**TASK DESCRIPTION**
Go through the lines below. Copy those with "name".

** begin LISTED ENTRIES **

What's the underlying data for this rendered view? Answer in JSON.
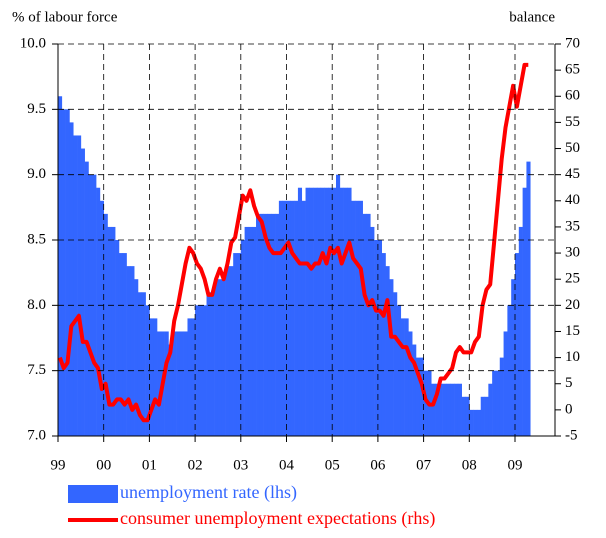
{
  "chart_data": {
    "type": "bar-line",
    "y_axis_label": "% of labour force",
    "y2_axis_label": "balance",
    "categories": [
      "99",
      null,
      null,
      null,
      null,
      null,
      null,
      null,
      null,
      null,
      null,
      null,
      "00",
      null,
      null,
      null,
      null,
      null,
      null,
      null,
      null,
      null,
      null,
      null,
      "01",
      null,
      null,
      null,
      null,
      null,
      null,
      null,
      null,
      null,
      null,
      null,
      "02",
      null,
      null,
      null,
      null,
      null,
      null,
      null,
      null,
      null,
      null,
      null,
      "03",
      null,
      null,
      null,
      null,
      null,
      null,
      null,
      null,
      null,
      null,
      null,
      "04",
      null,
      null,
      null,
      null,
      null,
      null,
      null,
      null,
      null,
      null,
      null,
      "05",
      null,
      null,
      null,
      null,
      null,
      null,
      null,
      null,
      null,
      null,
      null,
      "06",
      null,
      null,
      null,
      null,
      null,
      null,
      null,
      null,
      null,
      null,
      null,
      "07",
      null,
      null,
      null,
      null,
      null,
      null,
      null,
      null,
      null,
      null,
      null,
      "08",
      null,
      null,
      null,
      null,
      null,
      null,
      null,
      null,
      null,
      null,
      null,
      "09",
      null,
      null,
      null
    ],
    "series": [
      {
        "name": "unemployment rate (lhs)",
        "color": "#3366ff",
        "axis": "y",
        "values": [
          9.6,
          9.5,
          9.5,
          9.4,
          9.3,
          9.3,
          9.2,
          9.1,
          9.0,
          9.0,
          8.9,
          8.8,
          8.7,
          8.6,
          8.6,
          8.5,
          8.4,
          8.4,
          8.3,
          8.3,
          8.2,
          8.1,
          8.1,
          8.0,
          7.9,
          7.9,
          7.8,
          7.8,
          7.8,
          7.7,
          7.8,
          7.8,
          7.8,
          7.8,
          7.9,
          7.9,
          8.0,
          8.0,
          8.0,
          8.1,
          8.1,
          8.2,
          8.2,
          8.2,
          8.3,
          8.3,
          8.4,
          8.4,
          8.5,
          8.6,
          8.6,
          8.6,
          8.7,
          8.7,
          8.7,
          8.7,
          8.7,
          8.7,
          8.8,
          8.8,
          8.8,
          8.8,
          8.8,
          8.9,
          8.8,
          8.9,
          8.9,
          8.9,
          8.9,
          8.9,
          8.9,
          8.9,
          8.9,
          9.0,
          8.9,
          8.9,
          8.9,
          8.8,
          8.8,
          8.8,
          8.7,
          8.7,
          8.6,
          8.5,
          8.5,
          8.4,
          8.3,
          8.2,
          8.1,
          8.0,
          7.9,
          7.9,
          7.8,
          7.7,
          7.6,
          7.6,
          7.5,
          7.5,
          7.4,
          7.4,
          7.4,
          7.4,
          7.4,
          7.4,
          7.4,
          7.4,
          7.3,
          7.3,
          7.2,
          7.2,
          7.2,
          7.3,
          7.3,
          7.4,
          7.5,
          7.5,
          7.6,
          7.8,
          8.0,
          8.2,
          8.4,
          8.6,
          8.9,
          9.1
        ]
      },
      {
        "name": "consumer unemployment expectations (rhs)",
        "color": "#ff0000",
        "axis": "y2",
        "values": [
          10,
          8,
          9,
          16,
          17,
          18,
          13,
          13,
          11,
          9,
          8,
          4,
          5,
          1,
          1,
          2,
          2,
          1,
          2,
          0,
          1,
          -1,
          -2,
          -2,
          0,
          2,
          1,
          5,
          9,
          11,
          17,
          20,
          24,
          28,
          31,
          30,
          28,
          27,
          25,
          22,
          22,
          25,
          27,
          25,
          28,
          32,
          33,
          37,
          41,
          40,
          42,
          39,
          37,
          36,
          33,
          31,
          30,
          30,
          30,
          31,
          32,
          30,
          29,
          28,
          28,
          28,
          27,
          28,
          28,
          30,
          28,
          31,
          30,
          31,
          28,
          30,
          32,
          29,
          28,
          27,
          22,
          20,
          21,
          19,
          19,
          18,
          21,
          14,
          14,
          13,
          12,
          12,
          10,
          9,
          7,
          5,
          2,
          1,
          1,
          3,
          6,
          6,
          7,
          8,
          11,
          12,
          11,
          11,
          11,
          13,
          14,
          20,
          23,
          24,
          32,
          40,
          48,
          54,
          58,
          62,
          58,
          62,
          66,
          66
        ]
      }
    ],
    "ylim": [
      7,
      10
    ],
    "yticks": [
      {
        "value": 7,
        "label": "7.0"
      },
      7.5,
      {
        "value": 8,
        "label": "8.0"
      },
      8.5,
      {
        "value": 9,
        "label": "9.0"
      },
      9.5,
      {
        "value": 10,
        "label": "10.0"
      }
    ],
    "y2lim": [
      -5,
      70
    ],
    "y2ticks": [
      -5,
      0,
      5,
      10,
      15,
      20,
      25,
      30,
      35,
      40,
      45,
      50,
      55,
      60,
      65,
      70
    ],
    "grid": true
  }
}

** end LISTED ENTRIES **

**IN RESPONSE**
        "name": "unemployment rate (lhs)",
        "name": "consumer unemployment expectations (rhs)",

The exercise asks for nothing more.